Task: In the entries below, how many lines hold the string "tschorelo"? Answer with the number only.

-- Provided records follows --

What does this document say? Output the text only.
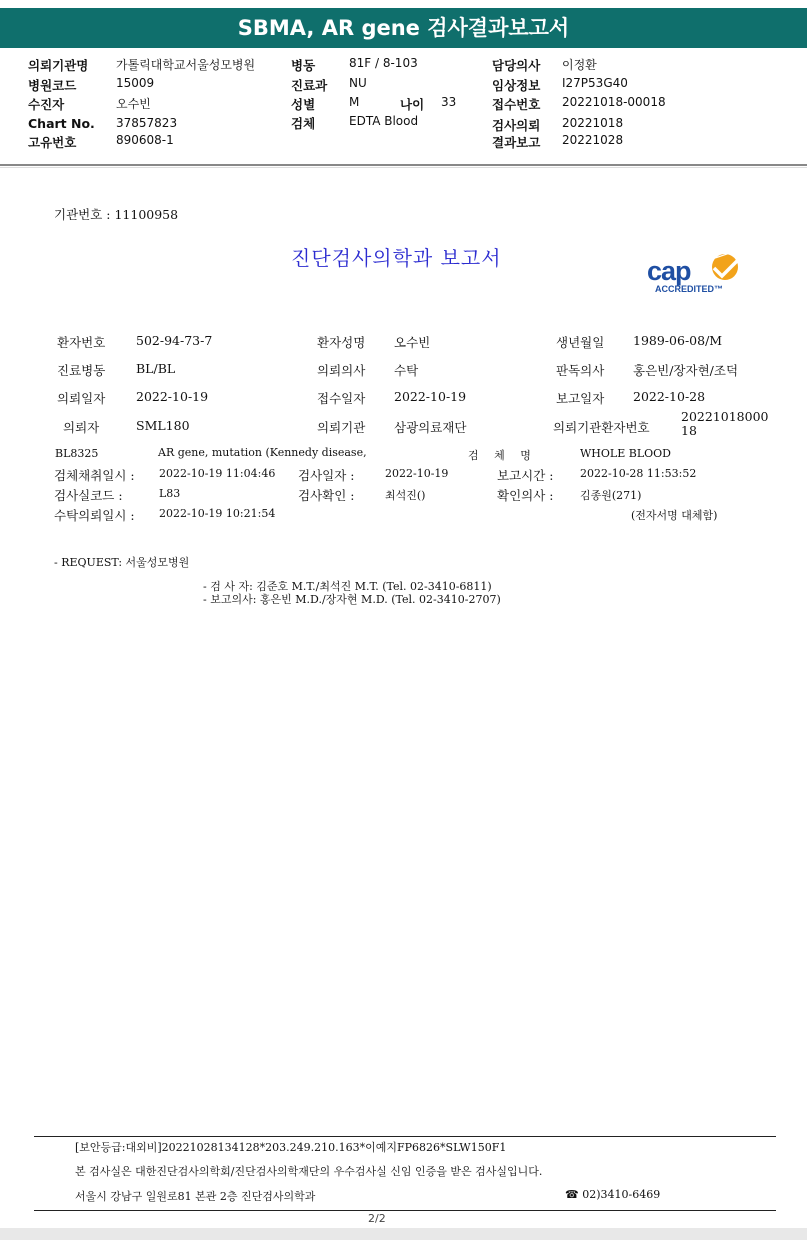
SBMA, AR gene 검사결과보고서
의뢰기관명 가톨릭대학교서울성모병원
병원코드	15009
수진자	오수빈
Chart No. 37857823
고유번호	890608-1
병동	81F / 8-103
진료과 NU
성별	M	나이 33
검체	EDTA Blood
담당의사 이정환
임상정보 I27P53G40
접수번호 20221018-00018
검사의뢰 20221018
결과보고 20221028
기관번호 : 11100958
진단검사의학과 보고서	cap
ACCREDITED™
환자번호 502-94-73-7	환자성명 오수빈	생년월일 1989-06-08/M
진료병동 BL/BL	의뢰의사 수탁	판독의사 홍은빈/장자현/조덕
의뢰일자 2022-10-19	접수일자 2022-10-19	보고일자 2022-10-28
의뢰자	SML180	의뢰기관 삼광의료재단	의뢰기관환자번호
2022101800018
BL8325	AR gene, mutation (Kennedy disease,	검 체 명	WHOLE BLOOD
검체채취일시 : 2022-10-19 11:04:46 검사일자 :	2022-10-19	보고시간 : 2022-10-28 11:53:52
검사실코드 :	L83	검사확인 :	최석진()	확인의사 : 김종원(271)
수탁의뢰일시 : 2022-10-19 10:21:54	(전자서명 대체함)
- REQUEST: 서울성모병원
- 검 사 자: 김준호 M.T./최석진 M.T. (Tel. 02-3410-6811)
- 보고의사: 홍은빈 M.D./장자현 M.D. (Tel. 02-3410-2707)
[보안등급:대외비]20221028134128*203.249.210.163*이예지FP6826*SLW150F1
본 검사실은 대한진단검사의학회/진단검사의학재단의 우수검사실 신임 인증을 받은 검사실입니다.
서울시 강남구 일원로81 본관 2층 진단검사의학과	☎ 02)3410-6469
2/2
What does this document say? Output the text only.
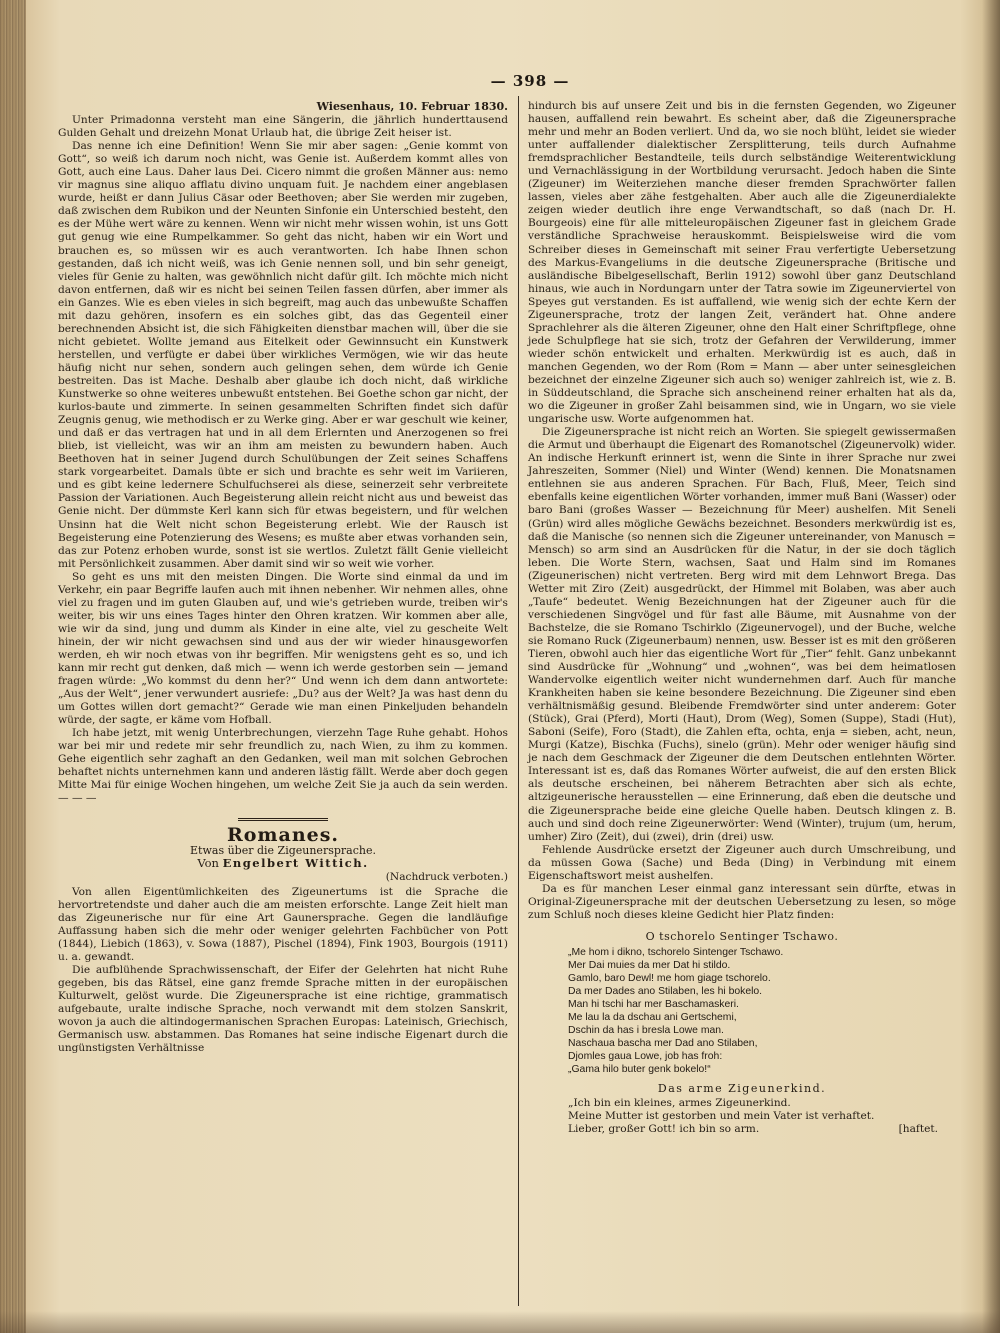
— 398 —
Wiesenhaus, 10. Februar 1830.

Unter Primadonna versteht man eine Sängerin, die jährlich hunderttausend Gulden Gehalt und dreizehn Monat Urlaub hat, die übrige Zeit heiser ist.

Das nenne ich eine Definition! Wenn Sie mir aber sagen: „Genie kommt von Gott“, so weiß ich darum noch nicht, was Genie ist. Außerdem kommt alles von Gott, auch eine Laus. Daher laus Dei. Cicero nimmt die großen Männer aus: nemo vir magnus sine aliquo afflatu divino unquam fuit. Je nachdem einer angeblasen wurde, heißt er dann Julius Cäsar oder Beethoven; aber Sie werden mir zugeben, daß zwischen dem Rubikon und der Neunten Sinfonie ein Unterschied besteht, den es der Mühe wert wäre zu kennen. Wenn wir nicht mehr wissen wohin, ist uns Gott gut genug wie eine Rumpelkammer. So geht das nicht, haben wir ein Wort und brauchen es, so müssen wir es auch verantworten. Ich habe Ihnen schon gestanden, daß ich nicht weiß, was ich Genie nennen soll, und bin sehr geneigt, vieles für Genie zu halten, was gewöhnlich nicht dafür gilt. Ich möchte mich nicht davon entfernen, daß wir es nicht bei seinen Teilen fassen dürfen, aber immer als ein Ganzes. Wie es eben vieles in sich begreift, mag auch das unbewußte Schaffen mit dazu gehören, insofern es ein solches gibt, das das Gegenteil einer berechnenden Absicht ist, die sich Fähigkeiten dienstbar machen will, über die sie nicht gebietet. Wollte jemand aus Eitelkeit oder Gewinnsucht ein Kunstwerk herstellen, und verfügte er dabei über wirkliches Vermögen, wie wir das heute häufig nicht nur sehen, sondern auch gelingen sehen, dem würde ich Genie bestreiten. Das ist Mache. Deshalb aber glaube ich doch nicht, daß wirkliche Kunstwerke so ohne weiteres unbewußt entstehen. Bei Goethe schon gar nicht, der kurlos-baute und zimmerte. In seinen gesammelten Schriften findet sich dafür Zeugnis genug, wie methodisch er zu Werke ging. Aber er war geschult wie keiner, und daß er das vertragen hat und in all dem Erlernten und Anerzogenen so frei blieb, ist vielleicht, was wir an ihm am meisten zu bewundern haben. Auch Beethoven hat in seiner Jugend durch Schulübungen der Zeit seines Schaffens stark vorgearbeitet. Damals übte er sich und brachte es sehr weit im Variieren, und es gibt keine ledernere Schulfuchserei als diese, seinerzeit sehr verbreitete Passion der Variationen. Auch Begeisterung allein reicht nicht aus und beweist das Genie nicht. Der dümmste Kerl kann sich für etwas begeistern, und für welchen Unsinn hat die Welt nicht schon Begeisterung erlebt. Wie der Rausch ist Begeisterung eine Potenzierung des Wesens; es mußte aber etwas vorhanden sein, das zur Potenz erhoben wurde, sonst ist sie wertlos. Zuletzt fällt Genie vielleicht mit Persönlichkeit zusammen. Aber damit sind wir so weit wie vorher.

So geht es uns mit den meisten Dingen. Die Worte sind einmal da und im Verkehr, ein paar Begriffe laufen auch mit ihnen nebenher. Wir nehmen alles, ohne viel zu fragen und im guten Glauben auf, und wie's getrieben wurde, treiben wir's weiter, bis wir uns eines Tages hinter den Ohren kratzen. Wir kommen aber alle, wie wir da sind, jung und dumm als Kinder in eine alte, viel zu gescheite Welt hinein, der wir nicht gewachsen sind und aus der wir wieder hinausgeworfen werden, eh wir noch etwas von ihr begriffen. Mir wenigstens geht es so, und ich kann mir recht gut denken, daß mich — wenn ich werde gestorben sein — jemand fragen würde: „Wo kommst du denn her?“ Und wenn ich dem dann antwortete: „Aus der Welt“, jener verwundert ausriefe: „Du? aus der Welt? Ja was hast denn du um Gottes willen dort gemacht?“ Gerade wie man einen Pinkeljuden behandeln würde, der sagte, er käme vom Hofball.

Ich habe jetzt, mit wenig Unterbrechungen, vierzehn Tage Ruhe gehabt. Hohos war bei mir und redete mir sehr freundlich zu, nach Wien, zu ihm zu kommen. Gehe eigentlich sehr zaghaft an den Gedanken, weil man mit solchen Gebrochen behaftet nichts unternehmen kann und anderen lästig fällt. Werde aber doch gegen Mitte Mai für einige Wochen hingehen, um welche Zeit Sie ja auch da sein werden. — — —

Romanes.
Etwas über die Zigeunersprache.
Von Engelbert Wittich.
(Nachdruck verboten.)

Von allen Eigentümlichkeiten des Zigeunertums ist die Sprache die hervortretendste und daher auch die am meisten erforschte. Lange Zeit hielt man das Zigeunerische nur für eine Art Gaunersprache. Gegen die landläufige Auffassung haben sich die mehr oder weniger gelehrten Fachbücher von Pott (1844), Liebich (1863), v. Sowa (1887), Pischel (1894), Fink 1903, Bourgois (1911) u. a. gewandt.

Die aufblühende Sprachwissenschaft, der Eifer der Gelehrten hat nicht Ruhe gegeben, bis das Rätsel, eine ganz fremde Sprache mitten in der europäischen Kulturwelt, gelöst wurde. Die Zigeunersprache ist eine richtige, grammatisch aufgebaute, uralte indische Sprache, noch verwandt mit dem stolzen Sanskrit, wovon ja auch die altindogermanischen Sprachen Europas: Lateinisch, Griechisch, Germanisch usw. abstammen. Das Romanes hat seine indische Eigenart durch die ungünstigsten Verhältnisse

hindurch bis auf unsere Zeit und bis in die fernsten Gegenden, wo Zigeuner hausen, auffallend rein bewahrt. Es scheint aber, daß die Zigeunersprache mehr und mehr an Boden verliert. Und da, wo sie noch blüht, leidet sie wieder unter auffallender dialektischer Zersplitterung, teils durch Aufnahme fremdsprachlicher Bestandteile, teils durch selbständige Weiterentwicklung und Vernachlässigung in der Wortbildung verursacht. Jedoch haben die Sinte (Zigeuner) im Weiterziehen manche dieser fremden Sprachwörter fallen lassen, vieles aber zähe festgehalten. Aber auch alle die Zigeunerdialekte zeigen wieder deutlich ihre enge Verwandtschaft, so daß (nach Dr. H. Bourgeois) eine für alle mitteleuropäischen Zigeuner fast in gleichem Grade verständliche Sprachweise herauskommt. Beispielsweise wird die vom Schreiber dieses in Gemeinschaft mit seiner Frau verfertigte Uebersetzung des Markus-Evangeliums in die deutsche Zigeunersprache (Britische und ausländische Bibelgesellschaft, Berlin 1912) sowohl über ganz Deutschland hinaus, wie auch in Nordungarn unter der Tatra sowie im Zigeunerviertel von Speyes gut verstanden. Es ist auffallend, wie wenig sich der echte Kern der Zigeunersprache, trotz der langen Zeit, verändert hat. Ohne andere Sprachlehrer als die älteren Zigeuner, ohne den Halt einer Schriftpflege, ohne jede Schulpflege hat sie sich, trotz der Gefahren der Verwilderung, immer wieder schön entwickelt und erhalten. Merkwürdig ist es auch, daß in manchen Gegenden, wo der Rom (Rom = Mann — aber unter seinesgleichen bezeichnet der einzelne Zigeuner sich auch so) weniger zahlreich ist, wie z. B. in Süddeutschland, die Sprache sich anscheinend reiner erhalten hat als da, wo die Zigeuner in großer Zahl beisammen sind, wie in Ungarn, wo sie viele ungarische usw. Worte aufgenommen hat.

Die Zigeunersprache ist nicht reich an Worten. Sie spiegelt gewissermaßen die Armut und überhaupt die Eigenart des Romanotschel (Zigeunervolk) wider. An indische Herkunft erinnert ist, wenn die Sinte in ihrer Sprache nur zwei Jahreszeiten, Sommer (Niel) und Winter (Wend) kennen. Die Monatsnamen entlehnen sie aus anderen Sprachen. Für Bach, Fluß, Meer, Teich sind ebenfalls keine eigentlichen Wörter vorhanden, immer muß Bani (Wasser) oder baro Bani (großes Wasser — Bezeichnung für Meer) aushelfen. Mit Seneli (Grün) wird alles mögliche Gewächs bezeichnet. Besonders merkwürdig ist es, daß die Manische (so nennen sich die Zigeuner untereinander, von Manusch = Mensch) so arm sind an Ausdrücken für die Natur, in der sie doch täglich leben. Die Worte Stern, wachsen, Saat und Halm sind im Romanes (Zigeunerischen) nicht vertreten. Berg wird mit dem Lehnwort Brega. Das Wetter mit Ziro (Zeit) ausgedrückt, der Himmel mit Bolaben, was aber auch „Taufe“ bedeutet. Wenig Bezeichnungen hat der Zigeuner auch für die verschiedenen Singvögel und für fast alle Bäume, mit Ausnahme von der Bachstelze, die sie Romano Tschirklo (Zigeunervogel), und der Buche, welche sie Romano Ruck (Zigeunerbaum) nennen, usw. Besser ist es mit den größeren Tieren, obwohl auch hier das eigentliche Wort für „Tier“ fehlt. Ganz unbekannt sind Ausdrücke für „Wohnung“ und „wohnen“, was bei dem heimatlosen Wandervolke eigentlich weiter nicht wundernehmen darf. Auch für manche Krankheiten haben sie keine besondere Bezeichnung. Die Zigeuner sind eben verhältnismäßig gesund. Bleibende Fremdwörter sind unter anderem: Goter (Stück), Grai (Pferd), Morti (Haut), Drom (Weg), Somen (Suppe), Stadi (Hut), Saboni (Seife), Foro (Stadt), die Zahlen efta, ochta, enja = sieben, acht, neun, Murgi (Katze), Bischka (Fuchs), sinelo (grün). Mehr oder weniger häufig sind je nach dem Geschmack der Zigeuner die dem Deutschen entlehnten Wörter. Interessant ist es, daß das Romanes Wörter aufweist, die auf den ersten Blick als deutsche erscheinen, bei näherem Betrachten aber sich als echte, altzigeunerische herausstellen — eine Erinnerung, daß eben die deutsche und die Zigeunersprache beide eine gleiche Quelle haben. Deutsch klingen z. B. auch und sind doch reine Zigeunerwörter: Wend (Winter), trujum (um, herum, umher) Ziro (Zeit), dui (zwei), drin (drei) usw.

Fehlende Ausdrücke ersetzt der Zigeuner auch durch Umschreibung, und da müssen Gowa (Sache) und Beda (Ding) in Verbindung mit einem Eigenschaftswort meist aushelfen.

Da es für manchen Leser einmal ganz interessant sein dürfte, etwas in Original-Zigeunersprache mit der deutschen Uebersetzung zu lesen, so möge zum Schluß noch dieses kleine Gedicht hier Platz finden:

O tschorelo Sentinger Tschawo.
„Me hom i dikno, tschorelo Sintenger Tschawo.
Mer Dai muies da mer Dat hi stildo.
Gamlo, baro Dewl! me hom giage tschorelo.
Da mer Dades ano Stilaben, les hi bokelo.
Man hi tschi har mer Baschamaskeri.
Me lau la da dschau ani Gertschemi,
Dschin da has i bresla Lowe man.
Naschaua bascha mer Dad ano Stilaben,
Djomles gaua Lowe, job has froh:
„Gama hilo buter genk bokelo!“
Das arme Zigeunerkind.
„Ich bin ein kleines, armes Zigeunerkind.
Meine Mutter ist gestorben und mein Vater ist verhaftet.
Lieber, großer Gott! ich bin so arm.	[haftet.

-- Provided records concluded --

Answer space: 3